§ Instructions to follow: Write out each line of the listing as it stands, without the images.
— Start of Extracted data —
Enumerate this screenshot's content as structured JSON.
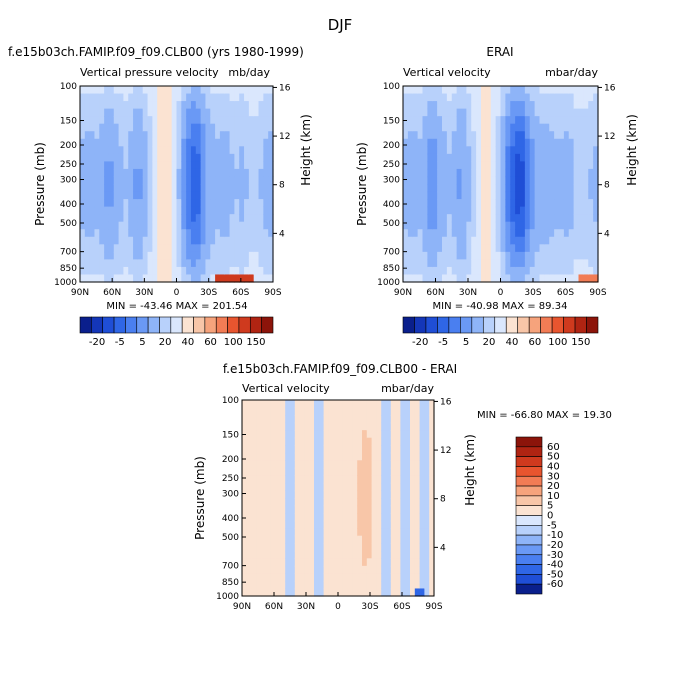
{
  "figure_title": "DJF",
  "colors": {
    "neg": [
      "#0a1f8c",
      "#1436b8",
      "#1f4ed6",
      "#2f66e6",
      "#4a7ff0",
      "#6a99f5",
      "#8eb4f8",
      "#b8d1fb",
      "#dae7fd"
    ],
    "pos": [
      "#fbe3d2",
      "#f8c6a8",
      "#f6a37c",
      "#f27c55",
      "#e8552f",
      "#cf3a1e",
      "#b02412",
      "#8c140a"
    ]
  },
  "chart_data": [
    {
      "id": "model",
      "type": "heatmap",
      "title": "f.e15b03ch.FAMIP.f09_f09.CLB00 (yrs 1980-1999)",
      "left_label": "Vertical pressure velocity",
      "right_label": "mb/day",
      "xlabel": "",
      "ylabel": "Pressure (mb)",
      "y2label": "Height (km)",
      "x_ticks": [
        "90N",
        "60N",
        "30N",
        "0",
        "30S",
        "60S",
        "90S"
      ],
      "y_ticks": [
        "100",
        "150",
        "200",
        "250",
        "300",
        "400",
        "500",
        "700",
        "850",
        "1000"
      ],
      "y2_ticks": [
        "4",
        "8",
        "12",
        "16"
      ],
      "min_max_text": "MIN = -43.46   MAX = 201.54",
      "colorbar_labels": [
        "-20",
        "-5",
        "5",
        "20",
        "40",
        "60",
        "100",
        "150"
      ],
      "lat_profile": [
        -5,
        -6,
        -5,
        -10,
        -5,
        -4,
        -10,
        -4,
        0,
        2,
        -1,
        -14,
        -22,
        -9,
        -5,
        -6,
        -4,
        -5,
        -2,
        -5,
        -6
      ],
      "surface_extreme": {
        "lat_range": [
          -35,
          -70
        ],
        "value": 201.54
      }
    },
    {
      "id": "obs",
      "type": "heatmap",
      "title": "ERAI",
      "left_label": "Vertical velocity",
      "right_label": "mbar/day",
      "xlabel": "",
      "ylabel": "Pressure (mb)",
      "y2label": "Height (km)",
      "x_ticks": [
        "90N",
        "60N",
        "30N",
        "0",
        "30S",
        "60S",
        "90S"
      ],
      "y_ticks": [
        "100",
        "150",
        "200",
        "250",
        "300",
        "400",
        "500",
        "700",
        "850",
        "1000"
      ],
      "y2_ticks": [
        "4",
        "8",
        "12",
        "16"
      ],
      "min_max_text": "MIN = -40.98   MAX = 89.34",
      "colorbar_labels": [
        "-20",
        "-5",
        "5",
        "20",
        "40",
        "60",
        "100",
        "150"
      ],
      "lat_profile": [
        -5,
        -6,
        -5,
        -12,
        -6,
        -4,
        -10,
        -3,
        0,
        1,
        -4,
        -18,
        -25,
        -12,
        -6,
        -6,
        -5,
        -6,
        -3,
        -4,
        -5
      ],
      "surface_extreme": {
        "lat_range": [
          -70,
          -90
        ],
        "value": 89.34
      }
    },
    {
      "id": "diff",
      "type": "heatmap",
      "title": "f.e15b03ch.FAMIP.f09_f09.CLB00 - ERAI",
      "left_label": "Vertical velocity",
      "right_label": "mbar/day",
      "xlabel": "",
      "ylabel": "Pressure (mb)",
      "y2label": "Height (km)",
      "x_ticks": [
        "90N",
        "60N",
        "30N",
        "0",
        "30S",
        "60S",
        "90S"
      ],
      "y_ticks": [
        "100",
        "150",
        "200",
        "250",
        "300",
        "400",
        "500",
        "700",
        "850",
        "1000"
      ],
      "y2_ticks": [
        "4",
        "8",
        "12",
        "16"
      ],
      "min_max_text": "MIN = -66.80   MAX =  19.30",
      "colorbar_labels": [
        "60",
        "50",
        "40",
        "30",
        "20",
        "10",
        "5",
        "0",
        "-5",
        "-10",
        "-20",
        "-30",
        "-40",
        "-50",
        "-60"
      ],
      "lat_profile": [
        2,
        1,
        2,
        3,
        1,
        -1,
        2,
        1,
        -2,
        1,
        3,
        -1,
        4,
        8,
        2,
        -1,
        1,
        -2,
        1,
        -1,
        1
      ],
      "surface_extreme": {
        "lat_range": [
          -70,
          -80
        ],
        "value": -66.8
      }
    }
  ]
}
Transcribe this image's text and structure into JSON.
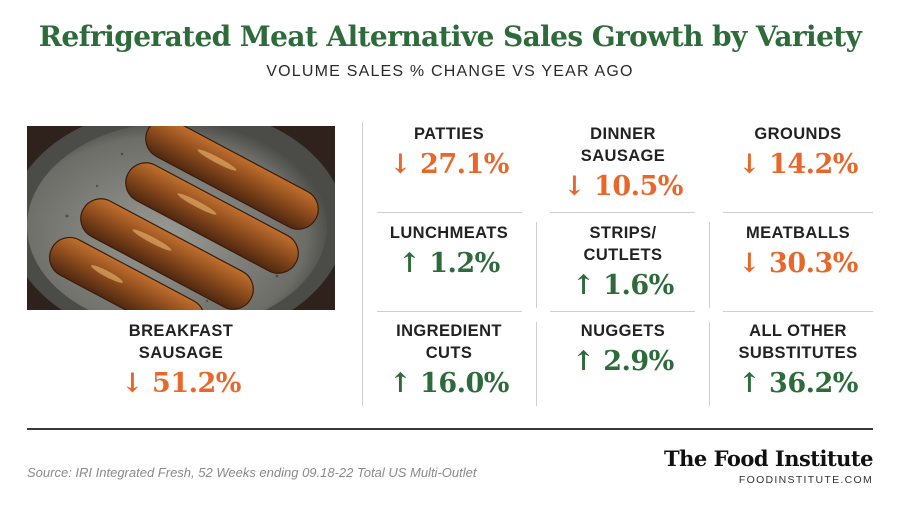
{
  "header": {
    "title": "Refrigerated Meat Alternative Sales Growth by Variety",
    "subtitle": "VOLUME SALES % CHANGE VS YEAR AGO"
  },
  "colors": {
    "title_green": "#2e6b3b",
    "decrease_orange": "#e8672a",
    "increase_green": "#2e6b3b",
    "grid_line": "#cfcfcf",
    "footer_rule": "#3a3a3a",
    "source_gray": "#8a8a8a"
  },
  "image": {
    "icon": "sausages-in-pan-photo"
  },
  "chart_data": {
    "type": "table",
    "title": "Refrigerated Meat Alternative Sales Growth by Variety",
    "subtitle": "VOLUME SALES % CHANGE VS YEAR AGO",
    "unit": "%",
    "categories": [
      {
        "label": "BREAKFAST SAUSAGE",
        "display": "↓ 51.2%",
        "value": -51.2,
        "direction": "down"
      },
      {
        "label": "PATTIES",
        "display": "↓ 27.1%",
        "value": -27.1,
        "direction": "down"
      },
      {
        "label": "DINNER SAUSAGE",
        "display": "↓ 10.5%",
        "value": -10.5,
        "direction": "down"
      },
      {
        "label": "GROUNDS",
        "display": "↓ 14.2%",
        "value": -14.2,
        "direction": "down"
      },
      {
        "label": "LUNCHMEATS",
        "display": "↑ 1.2%",
        "value": 1.2,
        "direction": "up"
      },
      {
        "label": "STRIPS/ CUTLETS",
        "display": "↑ 1.6%",
        "value": 1.6,
        "direction": "up"
      },
      {
        "label": "MEATBALLS",
        "display": "↓ 30.3%",
        "value": -30.3,
        "direction": "down"
      },
      {
        "label": "INGREDIENT CUTS",
        "display": "↑ 16.0%",
        "value": 16.0,
        "direction": "up"
      },
      {
        "label": "NUGGETS",
        "display": "↑ 2.9%",
        "value": 2.9,
        "direction": "up"
      },
      {
        "label": "ALL OTHER SUBSTITUTES",
        "display": "↑ 36.2%",
        "value": 36.2,
        "direction": "up"
      }
    ]
  },
  "footer": {
    "source": "Source: IRI Integrated Fresh, 52 Weeks ending 09.18-22 Total US Multi-Outlet",
    "brand_name": "The Food Institute",
    "brand_url": "FOODINSTITUTE.COM"
  }
}
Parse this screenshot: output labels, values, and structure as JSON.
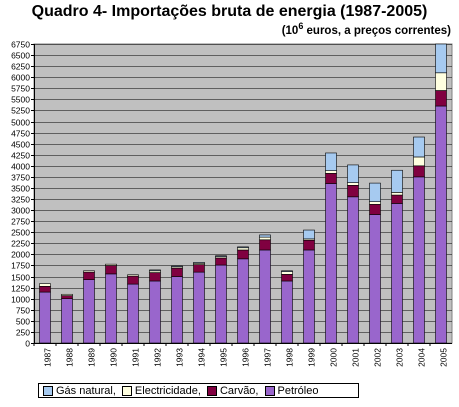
— End of Extracted data —
§ Exercise solution:
Enumerate this screenshot's content as structured JSON.
{
  "figure_title": "DJF",
  "colors": {
    "neg": [
      "#0a1f8c",
      "#1436b8",
      "#1f4ed6",
      "#2f66e6",
      "#4a7ff0",
      "#6a99f5",
      "#8eb4f8",
      "#b8d1fb",
      "#dae7fd"
    ],
    "pos": [
      "#fbe3d2",
      "#f8c6a8",
      "#f6a37c",
      "#f27c55",
      "#e8552f",
      "#cf3a1e",
      "#b02412",
      "#8c140a"
    ]
  },
  "chart_data": [
    {
      "id": "model",
      "type": "heatmap",
      "title": "f.e15b03ch.FAMIP.f09_f09.CLB00 (yrs 1980-1999)",
      "left_label": "Vertical pressure velocity",
      "right_label": "mb/day",
      "xlabel": "",
      "ylabel": "Pressure (mb)",
      "y2label": "Height (km)",
      "x_ticks": [
        "90N",
        "60N",
        "30N",
        "0",
        "30S",
        "60S",
        "90S"
      ],
      "y_ticks": [
        "100",
        "150",
        "200",
        "250",
        "300",
        "400",
        "500",
        "700",
        "850",
        "1000"
      ],
      "y2_ticks": [
        "4",
        "8",
        "12",
        "16"
      ],
      "min_max_text": "MIN = -43.46   MAX = 201.54",
      "colorbar_labels": [
        "-20",
        "-5",
        "5",
        "20",
        "40",
        "60",
        "100",
        "150"
      ],
      "lat_profile": [
        -5,
        -6,
        -5,
        -10,
        -5,
        -4,
        -10,
        -4,
        0,
        2,
        -1,
        -14,
        -22,
        -9,
        -5,
        -6,
        -4,
        -5,
        -2,
        -5,
        -6
      ],
      "surface_extreme": {
        "lat_range": [
          -35,
          -70
        ],
        "value": 201.54
      }
    },
    {
      "id": "obs",
      "type": "heatmap",
      "title": "ERAI",
      "left_label": "Vertical velocity",
      "right_label": "mbar/day",
      "xlabel": "",
      "ylabel": "Pressure (mb)",
      "y2label": "Height (km)",
      "x_ticks": [
        "90N",
        "60N",
        "30N",
        "0",
        "30S",
        "60S",
        "90S"
      ],
      "y_ticks": [
        "100",
        "150",
        "200",
        "250",
        "300",
        "400",
        "500",
        "700",
        "850",
        "1000"
      ],
      "y2_ticks": [
        "4",
        "8",
        "12",
        "16"
      ],
      "min_max_text": "MIN = -40.98   MAX = 89.34",
      "colorbar_labels": [
        "-20",
        "-5",
        "5",
        "20",
        "40",
        "60",
        "100",
        "150"
      ],
      "lat_profile": [
        -5,
        -6,
        -5,
        -12,
        -6,
        -4,
        -10,
        -3,
        0,
        1,
        -4,
        -18,
        -25,
        -12,
        -6,
        -6,
        -5,
        -6,
        -3,
        -4,
        -5
      ],
      "surface_extreme": {
        "lat_range": [
          -70,
          -90
        ],
        "value": 89.34
      }
    },
    {
      "id": "diff",
      "type": "heatmap",
      "title": "f.e15b03ch.FAMIP.f09_f09.CLB00 - ERAI",
      "left_label": "Vertical velocity",
      "right_label": "mbar/day",
      "xlabel": "",
      "ylabel": "Pressure (mb)",
      "y2label": "Height (km)",
      "x_ticks": [
        "90N",
        "60N",
        "30N",
        "0",
        "30S",
        "60S",
        "90S"
      ],
      "y_ticks": [
        "100",
        "150",
        "200",
        "250",
        "300",
        "400",
        "500",
        "700",
        "850",
        "1000"
      ],
      "y2_ticks": [
        "4",
        "8",
        "12",
        "16"
      ],
      "min_max_text": "MIN = -66.80   MAX =  19.30",
      "colorbar_labels": [
        "60",
        "50",
        "40",
        "30",
        "20",
        "10",
        "5",
        "0",
        "-5",
        "-10",
        "-20",
        "-30",
        "-40",
        "-50",
        "-60"
      ],
      "lat_profile": [
        2,
        1,
        2,
        3,
        1,
        -1,
        2,
        1,
        -2,
        1,
        3,
        -1,
        4,
        8,
        2,
        -1,
        1,
        -2,
        1,
        -1,
        1
      ],
      "surface_extreme": {
        "lat_range": [
          -70,
          -80
        ],
        "value": -66.8
      }
    }
  ]
}
Transcribe this image's text and structure into JSON.
{
  "header": {
    "title": "Refrigerated Meat Alternative Sales Growth by Variety",
    "subtitle": "VOLUME SALES % CHANGE VS YEAR AGO"
  },
  "colors": {
    "title_green": "#2e6b3b",
    "decrease_orange": "#e8672a",
    "increase_green": "#2e6b3b",
    "grid_line": "#cfcfcf",
    "footer_rule": "#3a3a3a",
    "source_gray": "#8a8a8a"
  },
  "image": {
    "icon": "sausages-in-pan-photo"
  },
  "chart_data": {
    "type": "table",
    "title": "Refrigerated Meat Alternative Sales Growth by Variety",
    "subtitle": "VOLUME SALES % CHANGE VS YEAR AGO",
    "unit": "%",
    "categories": [
      {
        "label": "BREAKFAST SAUSAGE",
        "display": "↓ 51.2%",
        "value": -51.2,
        "direction": "down"
      },
      {
        "label": "PATTIES",
        "display": "↓ 27.1%",
        "value": -27.1,
        "direction": "down"
      },
      {
        "label": "DINNER SAUSAGE",
        "display": "↓ 10.5%",
        "value": -10.5,
        "direction": "down"
      },
      {
        "label": "GROUNDS",
        "display": "↓ 14.2%",
        "value": -14.2,
        "direction": "down"
      },
      {
        "label": "LUNCHMEATS",
        "display": "↑ 1.2%",
        "value": 1.2,
        "direction": "up"
      },
      {
        "label": "STRIPS/ CUTLETS",
        "display": "↑ 1.6%",
        "value": 1.6,
        "direction": "up"
      },
      {
        "label": "MEATBALLS",
        "display": "↓ 30.3%",
        "value": -30.3,
        "direction": "down"
      },
      {
        "label": "INGREDIENT CUTS",
        "display": "↑ 16.0%",
        "value": 16.0,
        "direction": "up"
      },
      {
        "label": "NUGGETS",
        "display": "↑ 2.9%",
        "value": 2.9,
        "direction": "up"
      },
      {
        "label": "ALL OTHER SUBSTITUTES",
        "display": "↑ 36.2%",
        "value": 36.2,
        "direction": "up"
      }
    ]
  },
  "footer": {
    "source": "Source: IRI Integrated Fresh, 52 Weeks ending 09.18-22 Total US Multi-Outlet",
    "brand_name": "The Food Institute",
    "brand_url": "FOODINSTITUTE.COM"
  }
}
Parse this screenshot: output labels, values, and structure as JSON.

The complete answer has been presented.